● **Задания**:
(a) Куда, согласно тексту о поездках в Ялту, отправились в первых числах мая?
(b) Продолжите текст о поездках в Ялту, начиная сразу после его последней фразы.

Он не любил южной природы с ее яркой, олеографической, навязчивой красотой. Но вот весной у него стала подниматься температура, связано с легкими, рекомендовано климатическое лечение — с этого и пошли наши ялтинские апрели. Нелегко мне было уговорить его поехать в Крым в первый раз. «Выбирай: либо Ялта, либо больница!» Выбрал Ялту, разумеется. В конце апреля мы вернулись, а в первых числах мая отправились на Пахру, где уже начали зеленеть березы. Усевшись в кресло, вынесенное на воздух, А. А. объявил: «Ах, до чего ж хорошо!» И — из Некрасова: «...ни замков, ни морей, ни гор! Спасибо, сторона родная, за твой врачующий простор!» Это с легкой насмешкой по моему адресу — ведь я его заталкивала в Ялту. А ему поначалу там все не понравилось. Вернувшись после своей первой прогулки по ялтинской набережной, мрачно мне объявил: «Собачек видел. Дам — нет».— «Ну, а море?» — «Что море? Море, как сказано у Чехова, «было большое». И все тут!»

● **Записи**:
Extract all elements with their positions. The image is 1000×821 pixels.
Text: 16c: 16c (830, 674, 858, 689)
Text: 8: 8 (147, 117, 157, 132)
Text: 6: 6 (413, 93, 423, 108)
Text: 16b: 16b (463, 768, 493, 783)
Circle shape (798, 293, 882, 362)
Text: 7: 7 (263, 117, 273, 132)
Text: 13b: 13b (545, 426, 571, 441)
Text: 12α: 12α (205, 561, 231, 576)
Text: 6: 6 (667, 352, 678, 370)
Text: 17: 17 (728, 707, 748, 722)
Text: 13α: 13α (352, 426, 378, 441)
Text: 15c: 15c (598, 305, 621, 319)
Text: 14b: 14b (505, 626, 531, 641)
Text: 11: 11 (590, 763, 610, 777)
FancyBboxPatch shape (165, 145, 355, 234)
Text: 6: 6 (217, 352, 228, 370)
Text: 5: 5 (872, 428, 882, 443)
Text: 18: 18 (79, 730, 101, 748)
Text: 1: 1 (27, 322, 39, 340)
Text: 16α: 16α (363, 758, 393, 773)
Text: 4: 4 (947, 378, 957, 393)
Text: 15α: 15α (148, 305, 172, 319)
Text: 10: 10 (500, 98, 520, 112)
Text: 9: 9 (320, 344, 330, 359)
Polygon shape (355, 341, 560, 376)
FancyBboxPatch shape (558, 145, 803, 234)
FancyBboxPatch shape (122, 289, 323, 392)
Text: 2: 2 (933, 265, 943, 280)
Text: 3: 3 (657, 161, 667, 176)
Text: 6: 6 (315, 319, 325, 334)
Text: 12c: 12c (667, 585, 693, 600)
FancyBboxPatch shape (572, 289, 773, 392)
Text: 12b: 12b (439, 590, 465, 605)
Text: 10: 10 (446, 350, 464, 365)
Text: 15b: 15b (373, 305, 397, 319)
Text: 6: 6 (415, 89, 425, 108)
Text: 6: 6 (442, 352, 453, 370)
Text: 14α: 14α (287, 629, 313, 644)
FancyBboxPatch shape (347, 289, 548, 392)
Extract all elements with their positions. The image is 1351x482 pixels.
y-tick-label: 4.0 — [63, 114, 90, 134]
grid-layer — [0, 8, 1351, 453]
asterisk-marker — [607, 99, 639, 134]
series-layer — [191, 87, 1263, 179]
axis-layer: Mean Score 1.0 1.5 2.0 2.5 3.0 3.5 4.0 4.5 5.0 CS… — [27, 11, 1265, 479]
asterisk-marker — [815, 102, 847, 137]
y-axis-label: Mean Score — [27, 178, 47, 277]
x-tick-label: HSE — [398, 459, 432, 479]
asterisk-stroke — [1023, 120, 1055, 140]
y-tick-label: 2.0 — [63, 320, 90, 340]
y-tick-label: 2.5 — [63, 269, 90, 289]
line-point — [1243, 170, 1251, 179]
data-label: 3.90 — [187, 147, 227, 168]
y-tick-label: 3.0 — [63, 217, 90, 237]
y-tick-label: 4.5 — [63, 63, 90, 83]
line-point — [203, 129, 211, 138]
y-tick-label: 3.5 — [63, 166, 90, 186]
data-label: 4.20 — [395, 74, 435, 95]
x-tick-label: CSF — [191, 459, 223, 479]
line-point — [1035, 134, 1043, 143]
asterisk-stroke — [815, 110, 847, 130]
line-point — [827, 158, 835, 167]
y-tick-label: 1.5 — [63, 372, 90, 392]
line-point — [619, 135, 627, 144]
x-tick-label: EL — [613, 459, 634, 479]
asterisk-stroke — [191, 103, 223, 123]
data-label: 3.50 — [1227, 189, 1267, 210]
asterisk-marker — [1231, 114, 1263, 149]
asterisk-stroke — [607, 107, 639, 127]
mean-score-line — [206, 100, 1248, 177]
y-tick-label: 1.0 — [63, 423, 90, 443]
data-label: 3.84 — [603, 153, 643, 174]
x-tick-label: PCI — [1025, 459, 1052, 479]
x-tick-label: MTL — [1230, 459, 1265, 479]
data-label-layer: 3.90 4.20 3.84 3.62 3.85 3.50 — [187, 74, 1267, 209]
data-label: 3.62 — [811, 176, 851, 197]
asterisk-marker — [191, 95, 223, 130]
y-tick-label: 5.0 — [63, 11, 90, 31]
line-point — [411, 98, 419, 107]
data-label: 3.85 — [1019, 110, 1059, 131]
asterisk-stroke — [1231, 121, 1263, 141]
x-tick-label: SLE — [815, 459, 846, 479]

● **Ответы**:
(a) На Пахру, где уже начали зеленеть березы.

(b)
Ну, а потом примирился, привык. Он вообще был человеком привычек, человеком дела. Весенние поездки в Ялту вошли в распорядок жизни, стали делом, а уж раз дело — то делать его следует хорошо. С педантизмом, ему свойственным, за месяц до отъезда печатал на машинке список вещей в дорогу, два экземпляра, один себе, другой мне, в список вносилось все вплоть до последней мелочи. В течение предотъездной недели чуть не ежедневно заставлял меня читать этот список вслух и докладывать, что уже уложено, а что — еще нет, и против уже уложенного ставил в списке галочки. «Господи,— говорила я,— как ты мне надоел!» — «Дело есть дело!» — отвечали мне.
Привык к крымской природе, к «Иудиному дереву», к морю, которое окрестил почему-то «избавителем», к южной комнате на третьем этаже, в которой неизменно жил. «Любовался с балкона, как там «разошлись в море корабли». Их три штуки, море тихое и очень синее, корабли белые, белые. Красиво!», «Следил за флиртом дроздов на кипарисах перед заходом солнца. Изящно. А главное — вежливо!», «Вновь ходил к избавителю. По дороге видел черного дрозда. Петь они еще не начали. Стоя на берегу, долго следил за воробушком, как он кусок ваты перекувыркивал и искал пищу, почесывая себе грудку. В море плавали утки, штук 15: серые крылья и белый подгрудок. Это не нырки, и колер не тот, и повадки не нырецкие!»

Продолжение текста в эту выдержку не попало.